- [Aim]
All of the records below need to be copied exactly.

- [Extracted data]
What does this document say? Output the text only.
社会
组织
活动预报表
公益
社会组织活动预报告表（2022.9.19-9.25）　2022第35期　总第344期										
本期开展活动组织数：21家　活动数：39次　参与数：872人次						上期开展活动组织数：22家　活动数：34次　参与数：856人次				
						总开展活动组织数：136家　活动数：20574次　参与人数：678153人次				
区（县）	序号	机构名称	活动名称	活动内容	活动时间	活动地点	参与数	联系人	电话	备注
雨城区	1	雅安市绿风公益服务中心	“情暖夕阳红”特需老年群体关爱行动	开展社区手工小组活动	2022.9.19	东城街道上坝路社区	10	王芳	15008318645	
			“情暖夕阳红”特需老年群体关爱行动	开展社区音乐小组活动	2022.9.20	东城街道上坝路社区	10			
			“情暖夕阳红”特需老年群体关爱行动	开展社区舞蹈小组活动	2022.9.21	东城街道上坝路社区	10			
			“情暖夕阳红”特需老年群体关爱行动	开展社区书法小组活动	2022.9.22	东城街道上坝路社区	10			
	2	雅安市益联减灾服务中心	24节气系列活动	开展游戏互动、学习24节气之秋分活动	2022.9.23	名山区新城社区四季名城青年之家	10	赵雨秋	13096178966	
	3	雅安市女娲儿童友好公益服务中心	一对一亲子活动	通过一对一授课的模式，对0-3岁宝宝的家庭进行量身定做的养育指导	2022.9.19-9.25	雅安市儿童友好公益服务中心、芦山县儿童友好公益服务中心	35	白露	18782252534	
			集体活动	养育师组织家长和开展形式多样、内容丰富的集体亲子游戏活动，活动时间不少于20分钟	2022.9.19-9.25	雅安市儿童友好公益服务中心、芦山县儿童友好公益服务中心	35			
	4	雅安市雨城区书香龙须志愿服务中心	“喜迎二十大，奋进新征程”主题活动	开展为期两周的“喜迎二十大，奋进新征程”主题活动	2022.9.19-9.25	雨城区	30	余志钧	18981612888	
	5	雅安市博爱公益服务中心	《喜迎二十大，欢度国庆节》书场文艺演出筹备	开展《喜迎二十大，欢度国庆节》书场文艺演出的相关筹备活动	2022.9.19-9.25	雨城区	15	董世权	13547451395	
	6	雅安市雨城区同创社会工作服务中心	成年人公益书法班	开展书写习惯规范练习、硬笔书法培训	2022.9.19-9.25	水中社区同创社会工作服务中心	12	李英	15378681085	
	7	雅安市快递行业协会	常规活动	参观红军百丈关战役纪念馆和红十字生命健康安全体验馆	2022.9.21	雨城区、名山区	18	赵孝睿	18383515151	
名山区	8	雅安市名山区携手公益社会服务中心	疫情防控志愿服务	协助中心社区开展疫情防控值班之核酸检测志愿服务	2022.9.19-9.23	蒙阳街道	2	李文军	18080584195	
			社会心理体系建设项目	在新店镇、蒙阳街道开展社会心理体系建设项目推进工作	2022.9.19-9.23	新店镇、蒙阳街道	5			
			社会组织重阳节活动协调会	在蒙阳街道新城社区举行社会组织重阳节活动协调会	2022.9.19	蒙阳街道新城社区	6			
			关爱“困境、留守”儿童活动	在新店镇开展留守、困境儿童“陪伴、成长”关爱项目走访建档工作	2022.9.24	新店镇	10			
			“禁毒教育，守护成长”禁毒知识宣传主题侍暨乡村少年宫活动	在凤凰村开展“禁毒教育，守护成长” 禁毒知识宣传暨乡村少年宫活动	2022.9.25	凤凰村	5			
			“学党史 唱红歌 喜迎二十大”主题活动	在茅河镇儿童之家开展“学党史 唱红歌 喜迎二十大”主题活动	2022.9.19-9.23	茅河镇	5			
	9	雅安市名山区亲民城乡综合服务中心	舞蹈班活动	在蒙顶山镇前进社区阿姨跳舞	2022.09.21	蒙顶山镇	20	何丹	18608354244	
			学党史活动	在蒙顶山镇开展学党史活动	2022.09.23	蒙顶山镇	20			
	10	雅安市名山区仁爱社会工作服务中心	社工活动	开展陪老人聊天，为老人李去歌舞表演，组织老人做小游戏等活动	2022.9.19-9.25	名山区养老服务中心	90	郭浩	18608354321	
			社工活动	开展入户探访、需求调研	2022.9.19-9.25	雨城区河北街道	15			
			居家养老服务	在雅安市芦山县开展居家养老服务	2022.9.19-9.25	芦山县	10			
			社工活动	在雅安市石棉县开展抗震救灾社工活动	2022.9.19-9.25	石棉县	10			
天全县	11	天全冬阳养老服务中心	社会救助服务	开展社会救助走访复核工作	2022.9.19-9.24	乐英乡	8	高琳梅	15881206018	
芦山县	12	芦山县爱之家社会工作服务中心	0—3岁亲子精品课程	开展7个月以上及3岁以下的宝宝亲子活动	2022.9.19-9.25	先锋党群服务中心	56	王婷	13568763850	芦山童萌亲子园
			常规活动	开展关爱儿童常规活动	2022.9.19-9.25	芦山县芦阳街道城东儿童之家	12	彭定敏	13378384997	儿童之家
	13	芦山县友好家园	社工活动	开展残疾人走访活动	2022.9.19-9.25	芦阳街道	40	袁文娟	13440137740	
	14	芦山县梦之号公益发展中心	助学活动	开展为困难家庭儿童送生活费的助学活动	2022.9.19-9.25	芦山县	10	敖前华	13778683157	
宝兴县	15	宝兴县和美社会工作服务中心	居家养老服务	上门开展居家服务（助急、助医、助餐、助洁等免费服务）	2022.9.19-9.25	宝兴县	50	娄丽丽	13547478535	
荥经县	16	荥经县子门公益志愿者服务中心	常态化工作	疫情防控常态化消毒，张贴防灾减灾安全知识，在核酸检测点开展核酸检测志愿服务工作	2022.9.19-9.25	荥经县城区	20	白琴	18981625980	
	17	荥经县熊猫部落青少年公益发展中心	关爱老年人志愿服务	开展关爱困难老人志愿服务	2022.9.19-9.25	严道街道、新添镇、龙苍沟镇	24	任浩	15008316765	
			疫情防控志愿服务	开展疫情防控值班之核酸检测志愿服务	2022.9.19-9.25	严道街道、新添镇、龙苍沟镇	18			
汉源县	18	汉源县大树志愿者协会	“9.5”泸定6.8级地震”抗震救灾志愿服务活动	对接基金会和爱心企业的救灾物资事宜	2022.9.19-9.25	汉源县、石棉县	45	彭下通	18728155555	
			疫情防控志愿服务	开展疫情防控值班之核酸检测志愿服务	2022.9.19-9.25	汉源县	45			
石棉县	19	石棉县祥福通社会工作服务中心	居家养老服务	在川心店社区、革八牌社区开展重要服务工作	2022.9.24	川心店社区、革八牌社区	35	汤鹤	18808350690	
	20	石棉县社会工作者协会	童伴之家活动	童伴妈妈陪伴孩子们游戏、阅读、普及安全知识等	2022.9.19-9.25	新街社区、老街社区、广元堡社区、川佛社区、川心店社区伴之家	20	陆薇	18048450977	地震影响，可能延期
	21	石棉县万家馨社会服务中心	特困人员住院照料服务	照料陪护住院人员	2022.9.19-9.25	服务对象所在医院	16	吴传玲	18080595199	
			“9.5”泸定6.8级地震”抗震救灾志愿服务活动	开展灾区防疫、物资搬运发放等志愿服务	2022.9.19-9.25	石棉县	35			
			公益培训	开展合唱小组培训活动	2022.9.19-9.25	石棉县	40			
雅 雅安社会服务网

- [Result for this task]
What does this document say? Output the text only.
社会
组织
活动预报表
公益
社会组织活动预报告表（2022.9.19-9.25）　2022第35期　总第344期										
本期开展活动组织数：21家　活动数：39次　参与数：872人次						上期开展活动组织数：22家　活动数：34次　参与数：856人次				
						总开展活动组织数：136家　活动数：20574次　参与人数：678153人次				
区（县）	序号	机构名称	活动名称	活动内容	活动时间	活动地点	参与数	联系人	电话	备注
雨城区	1	雅安市绿风公益服务中心	“情暖夕阳红”特需老年群体关爱行动	开展社区手工小组活动	2022.9.19	东城街道上坝路社区	10	王芳	15008318645	
			“情暖夕阳红”特需老年群体关爱行动	开展社区音乐小组活动	2022.9.20	东城街道上坝路社区	10			
			“情暖夕阳红”特需老年群体关爱行动	开展社区舞蹈小组活动	2022.9.21	东城街道上坝路社区	10			
			“情暖夕阳红”特需老年群体关爱行动	开展社区书法小组活动	2022.9.22	东城街道上坝路社区	10			
	2	雅安市益联减灾服务中心	24节气系列活动	开展游戏互动、学习24节气之秋分活动	2022.9.23	名山区新城社区四季名城青年之家	10	赵雨秋	13096178966	
	3	雅安市女娲儿童友好公益服务中心	一对一亲子活动	通过一对一授课的模式，对0-3岁宝宝的家庭进行量身定做的养育指导	2022.9.19-9.25	雅安市儿童友好公益服务中心、芦山县儿童友好公益服务中心	35	白露	18782252534	
			集体活动	养育师组织家长和开展形式多样、内容丰富的集体亲子游戏活动，活动时间不少于20分钟	2022.9.19-9.25	雅安市儿童友好公益服务中心、芦山县儿童友好公益服务中心	35			
	4	雅安市雨城区书香龙须志愿服务中心	“喜迎二十大，奋进新征程”主题活动	开展为期两周的“喜迎二十大，奋进新征程”主题活动	2022.9.19-9.25	雨城区	30	余志钧	18981612888	
	5	雅安市博爱公益服务中心	《喜迎二十大，欢度国庆节》书场文艺演出筹备	开展《喜迎二十大，欢度国庆节》书场文艺演出的相关筹备活动	2022.9.19-9.25	雨城区	15	董世权	13547451395	
	6	雅安市雨城区同创社会工作服务中心	成年人公益书法班	开展书写习惯规范练习、硬笔书法培训	2022.9.19-9.25	水中社区同创社会工作服务中心	12	李英	15378681085	
	7	雅安市快递行业协会	常规活动	参观红军百丈关战役纪念馆和红十字生命健康安全体验馆	2022.9.21	雨城区、名山区	18	赵孝睿	18383515151	
名山区	8	雅安市名山区携手公益社会服务中心	疫情防控志愿服务	协助中心社区开展疫情防控值班之核酸检测志愿服务	2022.9.19-9.23	蒙阳街道	2	李文军	18080584195	
			社会心理体系建设项目	在新店镇、蒙阳街道开展社会心理体系建设项目推进工作	2022.9.19-9.23	新店镇、蒙阳街道	5			
			社会组织重阳节活动协调会	在蒙阳街道新城社区举行社会组织重阳节活动协调会	2022.9.19	蒙阳街道新城社区	6			
			关爱“困境、留守”儿童活动	在新店镇开展留守、困境儿童“陪伴、成长”关爱项目走访建档工作	2022.9.24	新店镇	10			
			“禁毒教育，守护成长”禁毒知识宣传主题侍暨乡村少年宫活动	在凤凰村开展“禁毒教育，守护成长” 禁毒知识宣传暨乡村少年宫活动	2022.9.25	凤凰村	5			
			“学党史 唱红歌 喜迎二十大”主题活动	在茅河镇儿童之家开展“学党史 唱红歌 喜迎二十大”主题活动	2022.9.19-9.23	茅河镇	5			
	9	雅安市名山区亲民城乡综合服务中心	舞蹈班活动	在蒙顶山镇前进社区阿姨跳舞	2022.09.21	蒙顶山镇	20	何丹	18608354244	
			学党史活动	在蒙顶山镇开展学党史活动	2022.09.23	蒙顶山镇	20			
	10	雅安市名山区仁爱社会工作服务中心	社工活动	开展陪老人聊天，为老人李去歌舞表演，组织老人做小游戏等活动	2022.9.19-9.25	名山区养老服务中心	90	郭浩	18608354321	
			社工活动	开展入户探访、需求调研	2022.9.19-9.25	雨城区河北街道	15			
			居家养老服务	在雅安市芦山县开展居家养老服务	2022.9.19-9.25	芦山县	10			
			社工活动	在雅安市石棉县开展抗震救灾社工活动	2022.9.19-9.25	石棉县	10			
天全县	11	天全冬阳养老服务中心	社会救助服务	开展社会救助走访复核工作	2022.9.19-9.24	乐英乡	8	高琳梅	15881206018	
芦山县	12	芦山县爱之家社会工作服务中心	0—3岁亲子精品课程	开展7个月以上及3岁以下的宝宝亲子活动	2022.9.19-9.25	先锋党群服务中心	56	王婷	13568763850	芦山童萌亲子园
			常规活动	开展关爱儿童常规活动	2022.9.19-9.25	芦山县芦阳街道城东儿童之家	12	彭定敏	13378384997	儿童之家
	13	芦山县友好家园	社工活动	开展残疾人走访活动	2022.9.19-9.25	芦阳街道	40	袁文娟	13440137740	
	14	芦山县梦之号公益发展中心	助学活动	开展为困难家庭儿童送生活费的助学活动	2022.9.19-9.25	芦山县	10	敖前华	13778683157	
宝兴县	15	宝兴县和美社会工作服务中心	居家养老服务	上门开展居家服务（助急、助医、助餐、助洁等免费服务）	2022.9.19-9.25	宝兴县	50	娄丽丽	13547478535	
荥经县	16	荥经县子门公益志愿者服务中心	常态化工作	疫情防控常态化消毒，张贴防灾减灾安全知识，在核酸检测点开展核酸检测志愿服务工作	2022.9.19-9.25	荥经县城区	20	白琴	18981625980	
	17	荥经县熊猫部落青少年公益发展中心	关爱老年人志愿服务	开展关爱困难老人志愿服务	2022.9.19-9.25	严道街道、新添镇、龙苍沟镇	24	任浩	15008316765	
			疫情防控志愿服务	开展疫情防控值班之核酸检测志愿服务	2022.9.19-9.25	严道街道、新添镇、龙苍沟镇	18			
汉源县	18	汉源县大树志愿者协会	“9.5”泸定6.8级地震”抗震救灾志愿服务活动	对接基金会和爱心企业的救灾物资事宜	2022.9.19-9.25	汉源县、石棉县	45	彭下通	18728155555	
			疫情防控志愿服务	开展疫情防控值班之核酸检测志愿服务	2022.9.19-9.25	汉源县	45			
石棉县	19	石棉县祥福通社会工作服务中心	居家养老服务	在川心店社区、革八牌社区开展重要服务工作	2022.9.24	川心店社区、革八牌社区	35	汤鹤	18808350690	
	20	石棉县社会工作者协会	童伴之家活动	童伴妈妈陪伴孩子们游戏、阅读、普及安全知识等	2022.9.19-9.25	新街社区、老街社区、广元堡社区、川佛社区、川心店社区伴之家	20	陆薇	18048450977	地震影响，可能延期
	21	石棉县万家馨社会服务中心	特困人员住院照料服务	照料陪护住院人员	2022.9.19-9.25	服务对象所在医院	16	吴传玲	18080595199	
			“9.5”泸定6.8级地震”抗震救灾志愿服务活动	开展灾区防疫、物资搬运发放等志愿服务	2022.9.19-9.25	石棉县	35			
			公益培训	开展合唱小组培训活动	2022.9.19-9.25	石棉县	40			
雅 雅安社会服务网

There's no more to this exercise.